*PROBLEM TO SOLVE:* Going through the material below, please gather all lines with the word "enim" in them.

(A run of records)
+ + + +

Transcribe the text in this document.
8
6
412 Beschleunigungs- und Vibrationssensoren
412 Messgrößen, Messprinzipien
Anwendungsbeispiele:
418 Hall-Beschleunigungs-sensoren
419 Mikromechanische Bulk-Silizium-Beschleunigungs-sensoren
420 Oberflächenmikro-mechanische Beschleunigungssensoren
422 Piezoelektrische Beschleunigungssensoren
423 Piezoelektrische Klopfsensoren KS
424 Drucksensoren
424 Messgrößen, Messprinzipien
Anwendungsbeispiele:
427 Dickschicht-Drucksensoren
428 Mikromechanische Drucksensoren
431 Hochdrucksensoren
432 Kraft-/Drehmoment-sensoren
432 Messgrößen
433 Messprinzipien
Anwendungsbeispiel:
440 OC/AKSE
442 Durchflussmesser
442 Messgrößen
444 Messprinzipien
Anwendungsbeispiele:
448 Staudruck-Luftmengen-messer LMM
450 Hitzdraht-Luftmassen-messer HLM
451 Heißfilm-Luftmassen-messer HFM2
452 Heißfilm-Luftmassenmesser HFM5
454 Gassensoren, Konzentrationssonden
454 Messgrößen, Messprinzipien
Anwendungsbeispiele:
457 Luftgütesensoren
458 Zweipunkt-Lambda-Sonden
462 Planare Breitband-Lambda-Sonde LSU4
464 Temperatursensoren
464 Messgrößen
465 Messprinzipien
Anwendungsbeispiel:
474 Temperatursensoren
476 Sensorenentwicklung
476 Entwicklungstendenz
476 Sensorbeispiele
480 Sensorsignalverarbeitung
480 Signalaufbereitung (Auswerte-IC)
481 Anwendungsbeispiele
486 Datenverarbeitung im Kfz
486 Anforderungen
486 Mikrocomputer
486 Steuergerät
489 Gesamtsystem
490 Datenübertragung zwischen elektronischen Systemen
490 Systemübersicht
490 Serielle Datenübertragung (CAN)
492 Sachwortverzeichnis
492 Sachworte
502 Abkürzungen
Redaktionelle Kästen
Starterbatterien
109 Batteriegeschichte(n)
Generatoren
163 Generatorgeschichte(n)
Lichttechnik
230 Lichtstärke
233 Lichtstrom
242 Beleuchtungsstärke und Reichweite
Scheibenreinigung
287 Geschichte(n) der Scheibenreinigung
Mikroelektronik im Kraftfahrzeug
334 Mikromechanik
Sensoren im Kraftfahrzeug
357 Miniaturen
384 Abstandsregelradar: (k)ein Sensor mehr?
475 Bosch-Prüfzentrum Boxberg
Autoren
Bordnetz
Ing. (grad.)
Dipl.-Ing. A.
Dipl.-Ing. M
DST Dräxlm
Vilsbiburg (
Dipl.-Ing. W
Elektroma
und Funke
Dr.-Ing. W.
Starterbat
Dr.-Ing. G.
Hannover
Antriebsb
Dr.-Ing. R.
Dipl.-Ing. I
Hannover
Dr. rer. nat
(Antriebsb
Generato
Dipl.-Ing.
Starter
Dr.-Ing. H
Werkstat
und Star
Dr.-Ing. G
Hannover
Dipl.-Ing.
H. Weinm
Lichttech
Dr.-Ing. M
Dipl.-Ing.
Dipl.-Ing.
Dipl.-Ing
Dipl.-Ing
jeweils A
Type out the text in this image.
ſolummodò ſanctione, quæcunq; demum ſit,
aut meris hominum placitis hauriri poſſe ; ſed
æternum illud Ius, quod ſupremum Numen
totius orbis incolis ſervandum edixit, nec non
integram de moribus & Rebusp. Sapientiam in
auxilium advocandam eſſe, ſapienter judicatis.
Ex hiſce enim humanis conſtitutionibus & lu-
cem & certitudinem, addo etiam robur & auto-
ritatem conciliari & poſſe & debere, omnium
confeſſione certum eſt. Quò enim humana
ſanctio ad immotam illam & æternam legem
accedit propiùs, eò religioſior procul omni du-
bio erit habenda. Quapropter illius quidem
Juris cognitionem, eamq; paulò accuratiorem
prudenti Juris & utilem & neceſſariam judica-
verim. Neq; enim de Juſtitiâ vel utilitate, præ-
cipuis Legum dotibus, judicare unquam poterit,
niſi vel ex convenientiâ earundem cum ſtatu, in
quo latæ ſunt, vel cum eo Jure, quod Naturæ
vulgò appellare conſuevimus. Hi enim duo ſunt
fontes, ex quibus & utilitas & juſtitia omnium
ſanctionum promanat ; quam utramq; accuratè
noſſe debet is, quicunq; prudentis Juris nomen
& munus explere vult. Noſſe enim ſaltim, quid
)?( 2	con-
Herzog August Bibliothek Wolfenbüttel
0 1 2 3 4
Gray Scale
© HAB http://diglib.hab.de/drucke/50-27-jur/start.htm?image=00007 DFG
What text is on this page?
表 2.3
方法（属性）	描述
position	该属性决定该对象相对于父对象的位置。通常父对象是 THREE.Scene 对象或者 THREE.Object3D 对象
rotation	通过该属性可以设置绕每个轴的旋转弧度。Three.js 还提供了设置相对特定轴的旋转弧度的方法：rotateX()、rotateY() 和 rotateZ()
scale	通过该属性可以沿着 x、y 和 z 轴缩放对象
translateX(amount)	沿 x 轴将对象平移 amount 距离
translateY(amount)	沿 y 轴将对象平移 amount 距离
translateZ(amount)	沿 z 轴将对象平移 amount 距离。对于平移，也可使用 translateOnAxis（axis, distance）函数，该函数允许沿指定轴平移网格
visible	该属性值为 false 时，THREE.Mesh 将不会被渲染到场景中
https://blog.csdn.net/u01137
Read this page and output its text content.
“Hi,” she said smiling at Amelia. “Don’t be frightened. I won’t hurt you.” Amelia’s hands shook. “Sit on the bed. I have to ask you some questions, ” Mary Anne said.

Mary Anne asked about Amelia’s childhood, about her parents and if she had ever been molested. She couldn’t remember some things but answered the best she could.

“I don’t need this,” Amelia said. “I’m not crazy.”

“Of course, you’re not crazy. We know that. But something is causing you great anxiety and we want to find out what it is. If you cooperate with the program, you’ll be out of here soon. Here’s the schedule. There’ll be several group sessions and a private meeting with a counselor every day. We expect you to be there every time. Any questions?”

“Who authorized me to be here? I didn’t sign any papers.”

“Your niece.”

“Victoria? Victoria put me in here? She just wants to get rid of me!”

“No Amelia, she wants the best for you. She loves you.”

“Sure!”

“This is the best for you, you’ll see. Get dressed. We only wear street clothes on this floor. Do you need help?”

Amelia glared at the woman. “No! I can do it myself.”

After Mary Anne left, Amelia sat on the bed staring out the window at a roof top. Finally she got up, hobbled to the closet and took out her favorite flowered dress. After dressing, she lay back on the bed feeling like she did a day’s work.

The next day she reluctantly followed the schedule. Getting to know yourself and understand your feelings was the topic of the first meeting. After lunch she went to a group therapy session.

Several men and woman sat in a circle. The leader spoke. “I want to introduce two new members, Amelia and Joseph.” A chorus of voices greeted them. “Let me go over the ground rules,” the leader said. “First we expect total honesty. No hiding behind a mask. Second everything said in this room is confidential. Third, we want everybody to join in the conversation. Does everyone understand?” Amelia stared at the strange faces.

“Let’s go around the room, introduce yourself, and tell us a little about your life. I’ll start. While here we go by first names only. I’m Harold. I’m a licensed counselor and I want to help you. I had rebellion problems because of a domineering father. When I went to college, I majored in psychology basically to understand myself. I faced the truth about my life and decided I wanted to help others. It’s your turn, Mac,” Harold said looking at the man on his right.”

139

+ + + +

*CORRECT RESULT:*
Ex hiſce enim humanis conſtitutionibus & lu-
confeſſione certum eſt. Quò enim humana
verim. Neq; enim de Juſtitiâ vel utilitate, præ-
vulgò appellare conſuevimus. Hi enim duo ſunt
& munus explere vult. Noſſe enim ſaltim, quid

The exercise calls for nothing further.